* Task details *
Copy out all of the material exactly.

____ Provided data

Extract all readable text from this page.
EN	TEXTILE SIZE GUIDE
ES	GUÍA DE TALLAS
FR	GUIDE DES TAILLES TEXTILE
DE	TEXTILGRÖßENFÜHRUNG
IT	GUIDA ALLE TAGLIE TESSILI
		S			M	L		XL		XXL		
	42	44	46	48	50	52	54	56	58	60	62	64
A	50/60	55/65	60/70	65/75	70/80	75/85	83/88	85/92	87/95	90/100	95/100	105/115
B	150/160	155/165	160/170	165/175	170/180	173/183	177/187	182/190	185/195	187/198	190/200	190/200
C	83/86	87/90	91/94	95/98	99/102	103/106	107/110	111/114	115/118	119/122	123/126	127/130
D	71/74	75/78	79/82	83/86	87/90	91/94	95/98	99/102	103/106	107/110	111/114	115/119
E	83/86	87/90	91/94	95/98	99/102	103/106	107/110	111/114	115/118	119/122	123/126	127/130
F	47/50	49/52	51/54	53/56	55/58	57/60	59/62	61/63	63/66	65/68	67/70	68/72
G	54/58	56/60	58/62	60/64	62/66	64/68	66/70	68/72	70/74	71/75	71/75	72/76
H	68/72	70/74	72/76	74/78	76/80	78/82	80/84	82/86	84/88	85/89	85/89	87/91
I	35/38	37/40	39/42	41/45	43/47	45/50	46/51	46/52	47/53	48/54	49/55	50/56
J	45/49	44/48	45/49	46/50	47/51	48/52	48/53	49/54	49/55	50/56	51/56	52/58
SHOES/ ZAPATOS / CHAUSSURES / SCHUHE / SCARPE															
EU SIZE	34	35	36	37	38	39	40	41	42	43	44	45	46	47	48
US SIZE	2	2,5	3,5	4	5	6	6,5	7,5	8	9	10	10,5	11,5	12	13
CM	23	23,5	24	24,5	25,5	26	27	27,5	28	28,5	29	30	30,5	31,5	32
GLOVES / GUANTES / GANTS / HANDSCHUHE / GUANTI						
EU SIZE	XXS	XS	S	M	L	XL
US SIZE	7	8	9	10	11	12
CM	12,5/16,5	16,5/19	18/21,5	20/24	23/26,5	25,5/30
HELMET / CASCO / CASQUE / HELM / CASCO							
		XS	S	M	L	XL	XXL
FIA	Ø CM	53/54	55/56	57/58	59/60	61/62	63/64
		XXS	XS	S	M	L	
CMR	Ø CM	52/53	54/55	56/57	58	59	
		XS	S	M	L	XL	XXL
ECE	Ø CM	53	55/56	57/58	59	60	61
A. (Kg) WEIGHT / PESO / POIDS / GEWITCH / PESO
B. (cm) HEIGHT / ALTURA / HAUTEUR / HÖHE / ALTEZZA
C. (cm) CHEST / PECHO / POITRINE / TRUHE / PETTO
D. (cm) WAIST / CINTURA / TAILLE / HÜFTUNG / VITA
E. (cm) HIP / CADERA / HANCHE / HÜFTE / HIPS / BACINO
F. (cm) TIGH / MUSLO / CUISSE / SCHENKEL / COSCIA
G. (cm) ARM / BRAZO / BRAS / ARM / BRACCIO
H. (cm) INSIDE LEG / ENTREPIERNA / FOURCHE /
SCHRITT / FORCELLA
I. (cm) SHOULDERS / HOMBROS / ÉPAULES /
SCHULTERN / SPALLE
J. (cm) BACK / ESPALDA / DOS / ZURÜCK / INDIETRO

________

* Response below *
Extract all readable text from this page.
EN	TEXTILE SIZE GUIDE
ES	GUÍA DE TALLAS
FR	GUIDE DES TAILLES TEXTILE
DE	TEXTILGRÖßENFÜHRUNG
IT	GUIDA ALLE TAGLIE TESSILI
		S			M	L		XL		XXL		
	42	44	46	48	50	52	54	56	58	60	62	64
A	50/60	55/65	60/70	65/75	70/80	75/85	83/88	85/92	87/95	90/100	95/100	105/115
B	150/160	155/165	160/170	165/175	170/180	173/183	177/187	182/190	185/195	187/198	190/200	190/200
C	83/86	87/90	91/94	95/98	99/102	103/106	107/110	111/114	115/118	119/122	123/126	127/130
D	71/74	75/78	79/82	83/86	87/90	91/94	95/98	99/102	103/106	107/110	111/114	115/119
E	83/86	87/90	91/94	95/98	99/102	103/106	107/110	111/114	115/118	119/122	123/126	127/130
F	47/50	49/52	51/54	53/56	55/58	57/60	59/62	61/63	63/66	65/68	67/70	68/72
G	54/58	56/60	58/62	60/64	62/66	64/68	66/70	68/72	70/74	71/75	71/75	72/76
H	68/72	70/74	72/76	74/78	76/80	78/82	80/84	82/86	84/88	85/89	85/89	87/91
I	35/38	37/40	39/42	41/45	43/47	45/50	46/51	46/52	47/53	48/54	49/55	50/56
J	45/49	44/48	45/49	46/50	47/51	48/52	48/53	49/54	49/55	50/56	51/56	52/58
SHOES/ ZAPATOS / CHAUSSURES / SCHUHE / SCARPE															
EU SIZE	34	35	36	37	38	39	40	41	42	43	44	45	46	47	48
US SIZE	2	2,5	3,5	4	5	6	6,5	7,5	8	9	10	10,5	11,5	12	13
CM	23	23,5	24	24,5	25,5	26	27	27,5	28	28,5	29	30	30,5	31,5	32
GLOVES / GUANTES / GANTS / HANDSCHUHE / GUANTI						
EU SIZE	XXS	XS	S	M	L	XL
US SIZE	7	8	9	10	11	12
CM	12,5/16,5	16,5/19	18/21,5	20/24	23/26,5	25,5/30
HELMET / CASCO / CASQUE / HELM / CASCO							
		XS	S	M	L	XL	XXL
FIA	Ø CM	53/54	55/56	57/58	59/60	61/62	63/64
		XXS	XS	S	M	L	
CMR	Ø CM	52/53	54/55	56/57	58	59	
		XS	S	M	L	XL	XXL
ECE	Ø CM	53	55/56	57/58	59	60	61
A. (Kg) WEIGHT / PESO / POIDS / GEWITCH / PESO
B. (cm) HEIGHT / ALTURA / HAUTEUR / HÖHE / ALTEZZA
C. (cm) CHEST / PECHO / POITRINE / TRUHE / PETTO
D. (cm) WAIST / CINTURA / TAILLE / HÜFTUNG / VITA
E. (cm) HIP / CADERA / HANCHE / HÜFTE / HIPS / BACINO
F. (cm) TIGH / MUSLO / CUISSE / SCHENKEL / COSCIA
G. (cm) ARM / BRAZO / BRAS / ARM / BRACCIO
H. (cm) INSIDE LEG / ENTREPIERNA / FOURCHE /
SCHRITT / FORCELLA
I. (cm) SHOULDERS / HOMBROS / ÉPAULES /
SCHULTERN / SPALLE
J. (cm) BACK / ESPALDA / DOS / ZURÜCK / INDIETRO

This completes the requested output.